▸ Job: Set down, in full, every record in the block.

>> Begin Source data

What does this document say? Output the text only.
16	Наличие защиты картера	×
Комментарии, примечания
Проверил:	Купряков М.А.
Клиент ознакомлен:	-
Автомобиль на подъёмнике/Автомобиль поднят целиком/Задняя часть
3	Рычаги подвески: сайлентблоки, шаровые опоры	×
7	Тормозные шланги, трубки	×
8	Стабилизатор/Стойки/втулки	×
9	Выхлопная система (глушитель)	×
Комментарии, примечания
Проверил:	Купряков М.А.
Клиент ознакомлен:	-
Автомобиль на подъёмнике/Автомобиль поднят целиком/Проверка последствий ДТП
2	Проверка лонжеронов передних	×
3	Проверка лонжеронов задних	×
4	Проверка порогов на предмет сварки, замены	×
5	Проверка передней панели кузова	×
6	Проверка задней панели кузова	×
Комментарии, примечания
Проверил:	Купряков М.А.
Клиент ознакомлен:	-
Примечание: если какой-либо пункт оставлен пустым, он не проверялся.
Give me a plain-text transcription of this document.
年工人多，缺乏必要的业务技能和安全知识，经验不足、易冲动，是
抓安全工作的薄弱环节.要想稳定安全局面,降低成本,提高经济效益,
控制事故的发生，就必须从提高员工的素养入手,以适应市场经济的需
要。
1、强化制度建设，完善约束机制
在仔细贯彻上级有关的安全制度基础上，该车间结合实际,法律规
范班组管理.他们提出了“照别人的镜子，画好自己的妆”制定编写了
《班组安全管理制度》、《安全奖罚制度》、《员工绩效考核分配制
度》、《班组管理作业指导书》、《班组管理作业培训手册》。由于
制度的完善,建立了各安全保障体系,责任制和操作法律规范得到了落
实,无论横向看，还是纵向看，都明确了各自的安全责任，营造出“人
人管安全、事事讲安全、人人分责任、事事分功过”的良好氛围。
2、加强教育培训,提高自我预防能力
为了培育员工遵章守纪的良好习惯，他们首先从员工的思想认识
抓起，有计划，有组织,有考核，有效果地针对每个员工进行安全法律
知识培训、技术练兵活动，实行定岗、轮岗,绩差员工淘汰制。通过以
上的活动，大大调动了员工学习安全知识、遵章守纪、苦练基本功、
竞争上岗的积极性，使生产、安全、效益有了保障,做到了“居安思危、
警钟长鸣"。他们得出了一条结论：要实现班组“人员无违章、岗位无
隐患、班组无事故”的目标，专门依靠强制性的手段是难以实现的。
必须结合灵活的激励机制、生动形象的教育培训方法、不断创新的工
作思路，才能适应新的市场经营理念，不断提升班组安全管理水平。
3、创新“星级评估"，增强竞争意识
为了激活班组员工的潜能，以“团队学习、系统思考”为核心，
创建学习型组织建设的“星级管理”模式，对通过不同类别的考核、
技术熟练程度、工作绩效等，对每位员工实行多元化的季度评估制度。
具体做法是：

>> End Source data

▸ Written response:
What does this document say? Output the text only.
16	Наличие защиты картера	×
Комментарии, примечания
Проверил:	Купряков М.А.
Клиент ознакомлен:	-
Автомобиль на подъёмнике/Автомобиль поднят целиком/Задняя часть
3	Рычаги подвески: сайлентблоки, шаровые опоры	×
7	Тормозные шланги, трубки	×
8	Стабилизатор/Стойки/втулки	×
9	Выхлопная система (глушитель)	×
Комментарии, примечания
Проверил:	Купряков М.А.
Клиент ознакомлен:	-
Автомобиль на подъёмнике/Автомобиль поднят целиком/Проверка последствий ДТП
2	Проверка лонжеронов передних	×
3	Проверка лонжеронов задних	×
4	Проверка порогов на предмет сварки, замены	×
5	Проверка передней панели кузова	×
6	Проверка задней панели кузова	×
Комментарии, примечания
Проверил:	Купряков М.А.
Клиент ознакомлен:	-
Примечание: если какой-либо пункт оставлен пустым, он не проверялся.
Give me a plain-text transcription of this document.
年工人多，缺乏必要的业务技能和安全知识，经验不足、易冲动，是
抓安全工作的薄弱环节.要想稳定安全局面,降低成本,提高经济效益,
控制事故的发生，就必须从提高员工的素养入手,以适应市场经济的需
要。
1、强化制度建设，完善约束机制
在仔细贯彻上级有关的安全制度基础上，该车间结合实际,法律规
范班组管理.他们提出了“照别人的镜子，画好自己的妆”制定编写了
《班组安全管理制度》、《安全奖罚制度》、《员工绩效考核分配制
度》、《班组管理作业指导书》、《班组管理作业培训手册》。由于
制度的完善,建立了各安全保障体系,责任制和操作法律规范得到了落
实,无论横向看，还是纵向看，都明确了各自的安全责任，营造出“人
人管安全、事事讲安全、人人分责任、事事分功过”的良好氛围。
2、加强教育培训,提高自我预防能力
为了培育员工遵章守纪的良好习惯，他们首先从员工的思想认识
抓起，有计划，有组织,有考核，有效果地针对每个员工进行安全法律
知识培训、技术练兵活动，实行定岗、轮岗,绩差员工淘汰制。通过以
上的活动，大大调动了员工学习安全知识、遵章守纪、苦练基本功、
竞争上岗的积极性，使生产、安全、效益有了保障,做到了“居安思危、
警钟长鸣"。他们得出了一条结论：要实现班组“人员无违章、岗位无
隐患、班组无事故”的目标，专门依靠强制性的手段是难以实现的。
必须结合灵活的激励机制、生动形象的教育培训方法、不断创新的工
作思路，才能适应新的市场经营理念，不断提升班组安全管理水平。
3、创新“星级评估"，增强竞争意识
为了激活班组员工的潜能，以“团队学习、系统思考”为核心，
创建学习型组织建设的“星级管理”模式，对通过不同类别的考核、
技术熟练程度、工作绩效等，对每位员工实行多元化的季度评估制度。
具体做法是：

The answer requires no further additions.